Stored data
:::
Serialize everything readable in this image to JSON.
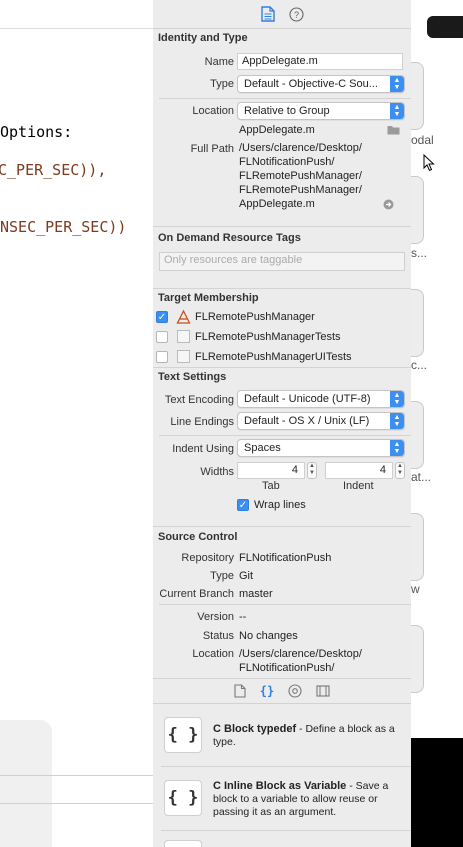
{
  "editor": {
    "lines": [
      {
        "text": "Options:"
      },
      {
        "text": "C_PER_SEC)),"
      },
      {
        "text": " NSEC_PER_SEC))"
      }
    ]
  },
  "simulator": {
    "labels": [
      "odal",
      "s...",
      "c...",
      "at...",
      "w"
    ]
  },
  "inspector": {
    "tabs": [
      "file-icon",
      "help-icon"
    ],
    "identity": {
      "title": "Identity and Type",
      "name_label": "Name",
      "name_value": "AppDelegate.m",
      "type_label": "Type",
      "type_value": "Default - Objective-C Sou...",
      "location_label": "Location",
      "location_value": "Relative to Group",
      "location_file": "AppDelegate.m",
      "fullpath_label": "Full Path",
      "fullpath_lines": [
        "/Users/clarence/Desktop/",
        "FLNotificationPush/",
        "FLRemotePushManager/",
        "FLRemotePushManager/",
        "AppDelegate.m"
      ]
    },
    "ondemand": {
      "title": "On Demand Resource Tags",
      "placeholder": "Only resources are taggable"
    },
    "target": {
      "title": "Target Membership",
      "items": [
        {
          "label": "FLRemotePushManager",
          "checked": true
        },
        {
          "label": "FLRemotePushManagerTests",
          "checked": false
        },
        {
          "label": "FLRemotePushManagerUITests",
          "checked": false
        }
      ]
    },
    "text": {
      "title": "Text Settings",
      "encoding_label": "Text Encoding",
      "encoding_value": "Default - Unicode (UTF-8)",
      "endings_label": "Line Endings",
      "endings_value": "Default - OS X / Unix (LF)",
      "indent_label": "Indent Using",
      "indent_value": "Spaces",
      "widths_label": "Widths",
      "tab_value": "4",
      "indent_width_value": "4",
      "tab_label": "Tab",
      "indent_sub_label": "Indent",
      "wrap_label": "Wrap lines",
      "wrap_checked": true
    },
    "source": {
      "title": "Source Control",
      "repo_label": "Repository",
      "repo_value": "FLNotificationPush",
      "type_label": "Type",
      "type_value": "Git",
      "branch_label": "Current Branch",
      "branch_value": "master",
      "version_label": "Version",
      "version_value": "--",
      "status_label": "Status",
      "status_value": "No changes",
      "location_label": "Location",
      "location_lines": [
        "/Users/clarence/Desktop/",
        "FLNotificationPush/"
      ]
    },
    "library": {
      "tabs": [
        "file-template-icon",
        "code-snippet-icon",
        "object-icon",
        "media-icon"
      ],
      "items": [
        {
          "icon": "{ }",
          "title": "C Block typedef",
          "desc": " - Define a block as a type."
        },
        {
          "icon": "{ }",
          "title": "C Inline Block as Variable",
          "desc": " - Save a block to a variable to allow reuse or passing it as an argument."
        }
      ]
    }
  },
  "colors": {
    "accent": "#3b8ff2",
    "macro": "#7c3b20"
  }
}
:::
Pictures in the records must not appear in the copy; transcribe everything else precisely.

Serialize everything readable in this image to JSON.
{
  "editor": {
    "lines": [
      {
        "text": "Options:"
      },
      {
        "text": "C_PER_SEC)),"
      },
      {
        "text": " NSEC_PER_SEC))"
      }
    ]
  },
  "simulator": {
    "labels": [
      "odal",
      "s...",
      "c...",
      "at...",
      "w"
    ]
  },
  "inspector": {
    "tabs": [
      "file-icon",
      "help-icon"
    ],
    "identity": {
      "title": "Identity and Type",
      "name_label": "Name",
      "name_value": "AppDelegate.m",
      "type_label": "Type",
      "type_value": "Default - Objective-C Sou...",
      "location_label": "Location",
      "location_value": "Relative to Group",
      "location_file": "AppDelegate.m",
      "fullpath_label": "Full Path",
      "fullpath_lines": [
        "/Users/clarence/Desktop/",
        "FLNotificationPush/",
        "FLRemotePushManager/",
        "FLRemotePushManager/",
        "AppDelegate.m"
      ]
    },
    "ondemand": {
      "title": "On Demand Resource Tags",
      "placeholder": "Only resources are taggable"
    },
    "target": {
      "title": "Target Membership",
      "items": [
        {
          "label": "FLRemotePushManager",
          "checked": true
        },
        {
          "label": "FLRemotePushManagerTests",
          "checked": false
        },
        {
          "label": "FLRemotePushManagerUITests",
          "checked": false
        }
      ]
    },
    "text": {
      "title": "Text Settings",
      "encoding_label": "Text Encoding",
      "encoding_value": "Default - Unicode (UTF-8)",
      "endings_label": "Line Endings",
      "endings_value": "Default - OS X / Unix (LF)",
      "indent_label": "Indent Using",
      "indent_value": "Spaces",
      "widths_label": "Widths",
      "tab_value": "4",
      "indent_width_value": "4",
      "tab_label": "Tab",
      "indent_sub_label": "Indent",
      "wrap_label": "Wrap lines",
      "wrap_checked": true
    },
    "source": {
      "title": "Source Control",
      "repo_label": "Repository",
      "repo_value": "FLNotificationPush",
      "type_label": "Type",
      "type_value": "Git",
      "branch_label": "Current Branch",
      "branch_value": "master",
      "version_label": "Version",
      "version_value": "--",
      "status_label": "Status",
      "status_value": "No changes",
      "location_label": "Location",
      "location_lines": [
        "/Users/clarence/Desktop/",
        "FLNotificationPush/"
      ]
    },
    "library": {
      "tabs": [
        "file-template-icon",
        "code-snippet-icon",
        "object-icon",
        "media-icon"
      ],
      "items": [
        {
          "icon": "{ }",
          "title": "C Block typedef",
          "desc": " - Define a block as a type."
        },
        {
          "icon": "{ }",
          "title": "C Inline Block as Variable",
          "desc": " - Save a block to a variable to allow reuse or passing it as an argument."
        }
      ]
    }
  },
  "colors": {
    "accent": "#3b8ff2",
    "macro": "#7c3b20"
  }
}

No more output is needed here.